> [Stated task]
Reproduce all of the material word for word.

------ Listed entries

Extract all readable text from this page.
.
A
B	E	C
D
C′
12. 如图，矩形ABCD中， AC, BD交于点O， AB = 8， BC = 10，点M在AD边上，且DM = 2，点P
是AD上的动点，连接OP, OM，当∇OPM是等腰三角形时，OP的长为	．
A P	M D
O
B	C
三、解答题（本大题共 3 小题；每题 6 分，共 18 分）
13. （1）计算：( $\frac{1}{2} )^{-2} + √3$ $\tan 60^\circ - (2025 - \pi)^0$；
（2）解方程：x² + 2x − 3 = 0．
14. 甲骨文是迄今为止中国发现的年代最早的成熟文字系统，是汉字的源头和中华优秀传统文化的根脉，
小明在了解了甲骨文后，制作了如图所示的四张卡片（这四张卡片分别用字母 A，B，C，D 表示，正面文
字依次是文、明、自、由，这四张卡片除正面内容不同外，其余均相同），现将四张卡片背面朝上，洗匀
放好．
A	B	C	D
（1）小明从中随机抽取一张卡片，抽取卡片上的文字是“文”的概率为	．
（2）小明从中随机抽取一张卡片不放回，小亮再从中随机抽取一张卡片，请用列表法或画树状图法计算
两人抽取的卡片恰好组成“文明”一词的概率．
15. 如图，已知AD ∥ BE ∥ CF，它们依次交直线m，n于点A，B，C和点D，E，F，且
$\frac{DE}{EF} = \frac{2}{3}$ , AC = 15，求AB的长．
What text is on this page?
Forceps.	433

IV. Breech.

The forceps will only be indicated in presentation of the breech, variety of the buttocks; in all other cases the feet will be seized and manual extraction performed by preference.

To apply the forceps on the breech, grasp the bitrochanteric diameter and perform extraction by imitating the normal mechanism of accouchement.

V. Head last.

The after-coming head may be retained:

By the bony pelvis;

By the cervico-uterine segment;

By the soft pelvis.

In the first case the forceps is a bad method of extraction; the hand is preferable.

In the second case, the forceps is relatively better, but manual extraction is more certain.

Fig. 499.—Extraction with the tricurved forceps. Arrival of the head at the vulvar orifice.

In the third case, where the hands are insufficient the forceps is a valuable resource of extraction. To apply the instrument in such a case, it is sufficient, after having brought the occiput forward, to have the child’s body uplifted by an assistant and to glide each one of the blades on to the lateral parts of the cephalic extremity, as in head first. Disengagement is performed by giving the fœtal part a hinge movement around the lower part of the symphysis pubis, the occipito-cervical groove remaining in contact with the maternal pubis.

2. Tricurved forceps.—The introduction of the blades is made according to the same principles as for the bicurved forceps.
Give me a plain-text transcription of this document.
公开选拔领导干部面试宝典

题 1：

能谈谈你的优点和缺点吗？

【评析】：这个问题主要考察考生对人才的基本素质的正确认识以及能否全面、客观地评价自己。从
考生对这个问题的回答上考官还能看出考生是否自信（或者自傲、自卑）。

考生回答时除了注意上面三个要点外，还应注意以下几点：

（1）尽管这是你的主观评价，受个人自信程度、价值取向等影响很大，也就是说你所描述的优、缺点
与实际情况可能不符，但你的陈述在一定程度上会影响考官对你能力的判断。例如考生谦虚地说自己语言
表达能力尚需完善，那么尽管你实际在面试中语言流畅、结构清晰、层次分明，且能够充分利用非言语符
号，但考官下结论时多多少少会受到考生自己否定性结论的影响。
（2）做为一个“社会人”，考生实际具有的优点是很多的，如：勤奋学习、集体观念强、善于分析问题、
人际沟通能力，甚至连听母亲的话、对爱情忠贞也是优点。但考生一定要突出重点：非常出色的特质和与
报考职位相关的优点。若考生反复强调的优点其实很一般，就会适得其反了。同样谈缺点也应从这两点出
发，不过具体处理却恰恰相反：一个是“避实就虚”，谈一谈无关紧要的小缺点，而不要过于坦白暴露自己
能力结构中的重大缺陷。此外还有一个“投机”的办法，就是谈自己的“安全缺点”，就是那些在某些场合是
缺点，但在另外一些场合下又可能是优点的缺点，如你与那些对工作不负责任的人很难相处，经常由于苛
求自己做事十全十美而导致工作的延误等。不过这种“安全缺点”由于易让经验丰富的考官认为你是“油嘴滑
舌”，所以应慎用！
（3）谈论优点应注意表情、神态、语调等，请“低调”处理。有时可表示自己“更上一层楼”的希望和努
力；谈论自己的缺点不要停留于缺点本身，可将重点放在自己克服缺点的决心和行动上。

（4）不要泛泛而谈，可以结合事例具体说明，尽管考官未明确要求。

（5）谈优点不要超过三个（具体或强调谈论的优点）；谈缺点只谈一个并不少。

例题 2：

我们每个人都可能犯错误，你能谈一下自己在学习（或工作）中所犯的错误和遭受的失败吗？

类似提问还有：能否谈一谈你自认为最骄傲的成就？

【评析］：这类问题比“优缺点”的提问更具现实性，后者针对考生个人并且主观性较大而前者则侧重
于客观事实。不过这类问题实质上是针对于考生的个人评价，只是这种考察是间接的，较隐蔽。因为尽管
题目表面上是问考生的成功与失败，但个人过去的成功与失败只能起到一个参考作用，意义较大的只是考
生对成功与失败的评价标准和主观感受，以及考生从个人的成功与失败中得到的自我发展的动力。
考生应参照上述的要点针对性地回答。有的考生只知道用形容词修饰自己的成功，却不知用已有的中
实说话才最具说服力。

------------

> [The result]
Extract all readable text from this page.
.
A
B	E	C
D
C′
12. 如图，矩形ABCD中， AC, BD交于点O， AB = 8， BC = 10，点M在AD边上，且DM = 2，点P
是AD上的动点，连接OP, OM，当∇OPM是等腰三角形时，OP的长为	．
A P	M D
O
B	C
三、解答题（本大题共 3 小题；每题 6 分，共 18 分）
13. （1）计算：( $\frac{1}{2} )^{-2} + √3$ $\tan 60^\circ - (2025 - \pi)^0$；
（2）解方程：x² + 2x − 3 = 0．
14. 甲骨文是迄今为止中国发现的年代最早的成熟文字系统，是汉字的源头和中华优秀传统文化的根脉，
小明在了解了甲骨文后，制作了如图所示的四张卡片（这四张卡片分别用字母 A，B，C，D 表示，正面文
字依次是文、明、自、由，这四张卡片除正面内容不同外，其余均相同），现将四张卡片背面朝上，洗匀
放好．
A	B	C	D
（1）小明从中随机抽取一张卡片，抽取卡片上的文字是“文”的概率为	．
（2）小明从中随机抽取一张卡片不放回，小亮再从中随机抽取一张卡片，请用列表法或画树状图法计算
两人抽取的卡片恰好组成“文明”一词的概率．
15. 如图，已知AD ∥ BE ∥ CF，它们依次交直线m，n于点A，B，C和点D，E，F，且
$\frac{DE}{EF} = \frac{2}{3}$ , AC = 15，求AB的长．
What text is on this page?
Forceps.	433

IV. Breech.

The forceps will only be indicated in presentation of the breech, variety of the buttocks; in all other cases the feet will be seized and manual extraction performed by preference.

To apply the forceps on the breech, grasp the bitrochanteric diameter and perform extraction by imitating the normal mechanism of accouchement.

V. Head last.

The after-coming head may be retained:

By the bony pelvis;

By the cervico-uterine segment;

By the soft pelvis.

In the first case the forceps is a bad method of extraction; the hand is preferable.

In the second case, the forceps is relatively better, but manual extraction is more certain.

Fig. 499.—Extraction with the tricurved forceps. Arrival of the head at the vulvar orifice.

In the third case, where the hands are insufficient the forceps is a valuable resource of extraction. To apply the instrument in such a case, it is sufficient, after having brought the occiput forward, to have the child’s body uplifted by an assistant and to glide each one of the blades on to the lateral parts of the cephalic extremity, as in head first. Disengagement is performed by giving the fœtal part a hinge movement around the lower part of the symphysis pubis, the occipito-cervical groove remaining in contact with the maternal pubis.

2. Tricurved forceps.—The introduction of the blades is made according to the same principles as for the bicurved forceps.
Give me a plain-text transcription of this document.
公开选拔领导干部面试宝典

题 1：

能谈谈你的优点和缺点吗？

【评析】：这个问题主要考察考生对人才的基本素质的正确认识以及能否全面、客观地评价自己。从
考生对这个问题的回答上考官还能看出考生是否自信（或者自傲、自卑）。

考生回答时除了注意上面三个要点外，还应注意以下几点：

（1）尽管这是你的主观评价，受个人自信程度、价值取向等影响很大，也就是说你所描述的优、缺点
与实际情况可能不符，但你的陈述在一定程度上会影响考官对你能力的判断。例如考生谦虚地说自己语言
表达能力尚需完善，那么尽管你实际在面试中语言流畅、结构清晰、层次分明，且能够充分利用非言语符
号，但考官下结论时多多少少会受到考生自己否定性结论的影响。
（2）做为一个“社会人”，考生实际具有的优点是很多的，如：勤奋学习、集体观念强、善于分析问题、
人际沟通能力，甚至连听母亲的话、对爱情忠贞也是优点。但考生一定要突出重点：非常出色的特质和与
报考职位相关的优点。若考生反复强调的优点其实很一般，就会适得其反了。同样谈缺点也应从这两点出
发，不过具体处理却恰恰相反：一个是“避实就虚”，谈一谈无关紧要的小缺点，而不要过于坦白暴露自己
能力结构中的重大缺陷。此外还有一个“投机”的办法，就是谈自己的“安全缺点”，就是那些在某些场合是
缺点，但在另外一些场合下又可能是优点的缺点，如你与那些对工作不负责任的人很难相处，经常由于苛
求自己做事十全十美而导致工作的延误等。不过这种“安全缺点”由于易让经验丰富的考官认为你是“油嘴滑
舌”，所以应慎用！
（3）谈论优点应注意表情、神态、语调等，请“低调”处理。有时可表示自己“更上一层楼”的希望和努
力；谈论自己的缺点不要停留于缺点本身，可将重点放在自己克服缺点的决心和行动上。

（4）不要泛泛而谈，可以结合事例具体说明，尽管考官未明确要求。

（5）谈优点不要超过三个（具体或强调谈论的优点）；谈缺点只谈一个并不少。

例题 2：

我们每个人都可能犯错误，你能谈一下自己在学习（或工作）中所犯的错误和遭受的失败吗？

类似提问还有：能否谈一谈你自认为最骄傲的成就？

【评析］：这类问题比“优缺点”的提问更具现实性，后者针对考生个人并且主观性较大而前者则侧重
于客观事实。不过这类问题实质上是针对于考生的个人评价，只是这种考察是间接的，较隐蔽。因为尽管
题目表面上是问考生的成功与失败，但个人过去的成功与失败只能起到一个参考作用，意义较大的只是考
生对成功与失败的评价标准和主观感受，以及考生从个人的成功与失败中得到的自我发展的动力。
考生应参照上述的要点针对性地回答。有的考生只知道用形容词修饰自己的成功，却不知用已有的中
实说话才最具说服力。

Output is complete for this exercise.